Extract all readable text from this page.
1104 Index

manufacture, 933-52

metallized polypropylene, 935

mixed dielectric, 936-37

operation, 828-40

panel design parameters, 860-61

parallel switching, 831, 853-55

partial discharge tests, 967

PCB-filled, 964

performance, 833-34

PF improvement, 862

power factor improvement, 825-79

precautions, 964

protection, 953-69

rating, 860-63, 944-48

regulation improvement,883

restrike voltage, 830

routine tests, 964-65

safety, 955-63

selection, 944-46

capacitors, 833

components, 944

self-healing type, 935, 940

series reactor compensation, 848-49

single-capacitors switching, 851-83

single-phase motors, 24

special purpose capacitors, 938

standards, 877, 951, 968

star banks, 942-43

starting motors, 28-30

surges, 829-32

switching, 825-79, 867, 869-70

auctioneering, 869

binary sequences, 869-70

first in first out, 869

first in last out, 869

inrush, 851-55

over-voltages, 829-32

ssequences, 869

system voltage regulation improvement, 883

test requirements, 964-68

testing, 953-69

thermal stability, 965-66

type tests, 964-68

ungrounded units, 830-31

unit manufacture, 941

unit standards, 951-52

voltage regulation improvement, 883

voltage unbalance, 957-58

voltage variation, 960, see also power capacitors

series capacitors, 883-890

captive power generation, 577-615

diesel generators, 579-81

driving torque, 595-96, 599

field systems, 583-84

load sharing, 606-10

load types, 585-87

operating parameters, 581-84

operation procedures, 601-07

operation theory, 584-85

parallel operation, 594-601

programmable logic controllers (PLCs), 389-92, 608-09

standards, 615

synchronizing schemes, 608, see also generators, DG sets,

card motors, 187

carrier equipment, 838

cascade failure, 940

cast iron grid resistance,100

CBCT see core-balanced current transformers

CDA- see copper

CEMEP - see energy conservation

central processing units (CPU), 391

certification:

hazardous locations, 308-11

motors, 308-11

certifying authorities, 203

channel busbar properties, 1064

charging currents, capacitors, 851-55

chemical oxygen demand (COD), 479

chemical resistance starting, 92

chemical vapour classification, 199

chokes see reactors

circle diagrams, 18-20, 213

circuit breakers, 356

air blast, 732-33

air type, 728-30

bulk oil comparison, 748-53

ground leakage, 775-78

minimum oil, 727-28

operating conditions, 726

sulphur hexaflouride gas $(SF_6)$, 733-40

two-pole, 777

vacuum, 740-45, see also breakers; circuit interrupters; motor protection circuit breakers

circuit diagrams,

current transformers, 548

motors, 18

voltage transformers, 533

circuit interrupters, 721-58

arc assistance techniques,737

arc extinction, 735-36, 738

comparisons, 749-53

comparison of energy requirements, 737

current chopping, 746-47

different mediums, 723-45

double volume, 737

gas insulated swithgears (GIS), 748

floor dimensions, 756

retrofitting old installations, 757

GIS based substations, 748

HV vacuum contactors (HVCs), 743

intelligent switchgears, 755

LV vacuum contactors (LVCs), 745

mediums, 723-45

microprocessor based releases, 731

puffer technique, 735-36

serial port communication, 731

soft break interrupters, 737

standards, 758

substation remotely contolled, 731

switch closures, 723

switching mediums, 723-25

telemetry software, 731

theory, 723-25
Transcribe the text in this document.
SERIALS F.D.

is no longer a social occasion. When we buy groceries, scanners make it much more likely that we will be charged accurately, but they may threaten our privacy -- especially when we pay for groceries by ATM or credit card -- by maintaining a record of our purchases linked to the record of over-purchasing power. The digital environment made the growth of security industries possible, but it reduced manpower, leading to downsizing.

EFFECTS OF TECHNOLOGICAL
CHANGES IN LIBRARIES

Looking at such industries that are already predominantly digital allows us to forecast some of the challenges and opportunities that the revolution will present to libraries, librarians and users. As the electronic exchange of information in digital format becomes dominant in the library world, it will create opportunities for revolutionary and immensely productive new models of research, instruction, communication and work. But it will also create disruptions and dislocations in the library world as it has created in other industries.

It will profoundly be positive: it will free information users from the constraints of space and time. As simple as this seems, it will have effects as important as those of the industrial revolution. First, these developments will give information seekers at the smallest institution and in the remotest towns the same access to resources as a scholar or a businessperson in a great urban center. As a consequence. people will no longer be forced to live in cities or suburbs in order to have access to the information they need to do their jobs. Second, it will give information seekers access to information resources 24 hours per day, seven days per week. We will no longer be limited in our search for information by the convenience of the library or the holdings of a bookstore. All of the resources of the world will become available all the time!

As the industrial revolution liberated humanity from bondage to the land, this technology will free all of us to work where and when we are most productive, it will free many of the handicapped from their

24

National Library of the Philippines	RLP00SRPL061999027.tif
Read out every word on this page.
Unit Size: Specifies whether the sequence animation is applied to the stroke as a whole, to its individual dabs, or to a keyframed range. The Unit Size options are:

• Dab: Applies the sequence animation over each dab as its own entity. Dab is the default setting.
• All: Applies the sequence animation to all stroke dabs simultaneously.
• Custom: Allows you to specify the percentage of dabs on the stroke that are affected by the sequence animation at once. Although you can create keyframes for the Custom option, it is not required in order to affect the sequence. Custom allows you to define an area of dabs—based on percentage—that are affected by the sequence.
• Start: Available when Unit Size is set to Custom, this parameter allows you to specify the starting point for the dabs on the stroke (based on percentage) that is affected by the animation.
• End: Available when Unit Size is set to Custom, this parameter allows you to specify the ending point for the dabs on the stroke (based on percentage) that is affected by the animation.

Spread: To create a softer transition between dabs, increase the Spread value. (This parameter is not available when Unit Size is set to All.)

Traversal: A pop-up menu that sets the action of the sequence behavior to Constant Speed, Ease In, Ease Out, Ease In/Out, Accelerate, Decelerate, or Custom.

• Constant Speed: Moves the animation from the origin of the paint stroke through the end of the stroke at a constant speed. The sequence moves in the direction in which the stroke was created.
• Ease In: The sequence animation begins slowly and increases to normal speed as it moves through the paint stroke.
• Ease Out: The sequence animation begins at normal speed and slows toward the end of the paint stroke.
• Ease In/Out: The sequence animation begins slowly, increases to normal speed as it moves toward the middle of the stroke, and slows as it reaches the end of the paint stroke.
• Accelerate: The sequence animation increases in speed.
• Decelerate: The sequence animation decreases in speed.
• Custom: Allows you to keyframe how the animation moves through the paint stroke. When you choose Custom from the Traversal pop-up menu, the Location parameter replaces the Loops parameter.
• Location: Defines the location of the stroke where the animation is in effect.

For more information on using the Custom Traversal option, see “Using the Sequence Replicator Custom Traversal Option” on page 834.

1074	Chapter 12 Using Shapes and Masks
-----
- [GIVEN TASK] Quote each line above in full, word for word.

- [RESULT FOR THIS EXERCISE]
Extract all readable text from this page.
1104 Index

manufacture, 933-52

metallized polypropylene, 935

mixed dielectric, 936-37

operation, 828-40

panel design parameters, 860-61

parallel switching, 831, 853-55

partial discharge tests, 967

PCB-filled, 964

performance, 833-34

PF improvement, 862

power factor improvement, 825-79

precautions, 964

protection, 953-69

rating, 860-63, 944-48

regulation improvement,883

restrike voltage, 830

routine tests, 964-65

safety, 955-63

selection, 944-46

capacitors, 833

components, 944

self-healing type, 935, 940

series reactor compensation, 848-49

single-capacitors switching, 851-83

single-phase motors, 24

special purpose capacitors, 938

standards, 877, 951, 968

star banks, 942-43

starting motors, 28-30

surges, 829-32

switching, 825-79, 867, 869-70

auctioneering, 869

binary sequences, 869-70

first in first out, 869

first in last out, 869

inrush, 851-55

over-voltages, 829-32

ssequences, 869

system voltage regulation improvement, 883

test requirements, 964-68

testing, 953-69

thermal stability, 965-66

type tests, 964-68

ungrounded units, 830-31

unit manufacture, 941

unit standards, 951-52

voltage regulation improvement, 883

voltage unbalance, 957-58

voltage variation, 960, see also power capacitors

series capacitors, 883-890

captive power generation, 577-615

diesel generators, 579-81

driving torque, 595-96, 599

field systems, 583-84

load sharing, 606-10

load types, 585-87

operating parameters, 581-84

operation procedures, 601-07

operation theory, 584-85

parallel operation, 594-601

programmable logic controllers (PLCs), 389-92, 608-09

standards, 615

synchronizing schemes, 608, see also generators, DG sets,

card motors, 187

carrier equipment, 838

cascade failure, 940

cast iron grid resistance,100

CBCT see core-balanced current transformers

CDA- see copper

CEMEP - see energy conservation

central processing units (CPU), 391

certification:

hazardous locations, 308-11

motors, 308-11

certifying authorities, 203

channel busbar properties, 1064

charging currents, capacitors, 851-55

chemical oxygen demand (COD), 479

chemical resistance starting, 92

chemical vapour classification, 199

chokes see reactors

circle diagrams, 18-20, 213

circuit breakers, 356

air blast, 732-33

air type, 728-30

bulk oil comparison, 748-53

ground leakage, 775-78

minimum oil, 727-28

operating conditions, 726

sulphur hexaflouride gas $(SF_6)$, 733-40

two-pole, 777

vacuum, 740-45, see also breakers; circuit interrupters; motor protection circuit breakers

circuit diagrams,

current transformers, 548

motors, 18

voltage transformers, 533

circuit interrupters, 721-58

arc assistance techniques,737

arc extinction, 735-36, 738

comparisons, 749-53

comparison of energy requirements, 737

current chopping, 746-47

different mediums, 723-45

double volume, 737

gas insulated swithgears (GIS), 748

floor dimensions, 756

retrofitting old installations, 757

GIS based substations, 748

HV vacuum contactors (HVCs), 743

intelligent switchgears, 755

LV vacuum contactors (LVCs), 745

mediums, 723-45

microprocessor based releases, 731

puffer technique, 735-36

serial port communication, 731

soft break interrupters, 737

standards, 758

substation remotely contolled, 731

switch closures, 723

switching mediums, 723-25

telemetry software, 731

theory, 723-25
Transcribe the text in this document.
SERIALS F.D.

is no longer a social occasion. When we buy groceries, scanners make it much more likely that we will be charged accurately, but they may threaten our privacy -- especially when we pay for groceries by ATM or credit card -- by maintaining a record of our purchases linked to the record of over-purchasing power. The digital environment made the growth of security industries possible, but it reduced manpower, leading to downsizing.

EFFECTS OF TECHNOLOGICAL
CHANGES IN LIBRARIES

Looking at such industries that are already predominantly digital allows us to forecast some of the challenges and opportunities that the revolution will present to libraries, librarians and users. As the electronic exchange of information in digital format becomes dominant in the library world, it will create opportunities for revolutionary and immensely productive new models of research, instruction, communication and work. But it will also create disruptions and dislocations in the library world as it has created in other industries.

It will profoundly be positive: it will free information users from the constraints of space and time. As simple as this seems, it will have effects as important as those of the industrial revolution. First, these developments will give information seekers at the smallest institution and in the remotest towns the same access to resources as a scholar or a businessperson in a great urban center. As a consequence. people will no longer be forced to live in cities or suburbs in order to have access to the information they need to do their jobs. Second, it will give information seekers access to information resources 24 hours per day, seven days per week. We will no longer be limited in our search for information by the convenience of the library or the holdings of a bookstore. All of the resources of the world will become available all the time!

As the industrial revolution liberated humanity from bondage to the land, this technology will free all of us to work where and when we are most productive, it will free many of the handicapped from their

24

National Library of the Philippines	RLP00SRPL061999027.tif
Read out every word on this page.
Unit Size: Specifies whether the sequence animation is applied to the stroke as a whole, to its individual dabs, or to a keyframed range. The Unit Size options are:

• Dab: Applies the sequence animation over each dab as its own entity. Dab is the default setting.
• All: Applies the sequence animation to all stroke dabs simultaneously.
• Custom: Allows you to specify the percentage of dabs on the stroke that are affected by the sequence animation at once. Although you can create keyframes for the Custom option, it is not required in order to affect the sequence. Custom allows you to define an area of dabs—based on percentage—that are affected by the sequence.
• Start: Available when Unit Size is set to Custom, this parameter allows you to specify the starting point for the dabs on the stroke (based on percentage) that is affected by the animation.
• End: Available when Unit Size is set to Custom, this parameter allows you to specify the ending point for the dabs on the stroke (based on percentage) that is affected by the animation.

Spread: To create a softer transition between dabs, increase the Spread value. (This parameter is not available when Unit Size is set to All.)

Traversal: A pop-up menu that sets the action of the sequence behavior to Constant Speed, Ease In, Ease Out, Ease In/Out, Accelerate, Decelerate, or Custom.

• Constant Speed: Moves the animation from the origin of the paint stroke through the end of the stroke at a constant speed. The sequence moves in the direction in which the stroke was created.
• Ease In: The sequence animation begins slowly and increases to normal speed as it moves through the paint stroke.
• Ease Out: The sequence animation begins at normal speed and slows toward the end of the paint stroke.
• Ease In/Out: The sequence animation begins slowly, increases to normal speed as it moves toward the middle of the stroke, and slows as it reaches the end of the paint stroke.
• Accelerate: The sequence animation increases in speed.
• Decelerate: The sequence animation decreases in speed.
• Custom: Allows you to keyframe how the animation moves through the paint stroke. When you choose Custom from the Traversal pop-up menu, the Location parameter replaces the Loops parameter.
• Location: Defines the location of the stroke where the animation is in effect.

For more information on using the Custom Traversal option, see “Using the Sequence Replicator Custom Traversal Option” on page 834.

1074	Chapter 12 Using Shapes and Masks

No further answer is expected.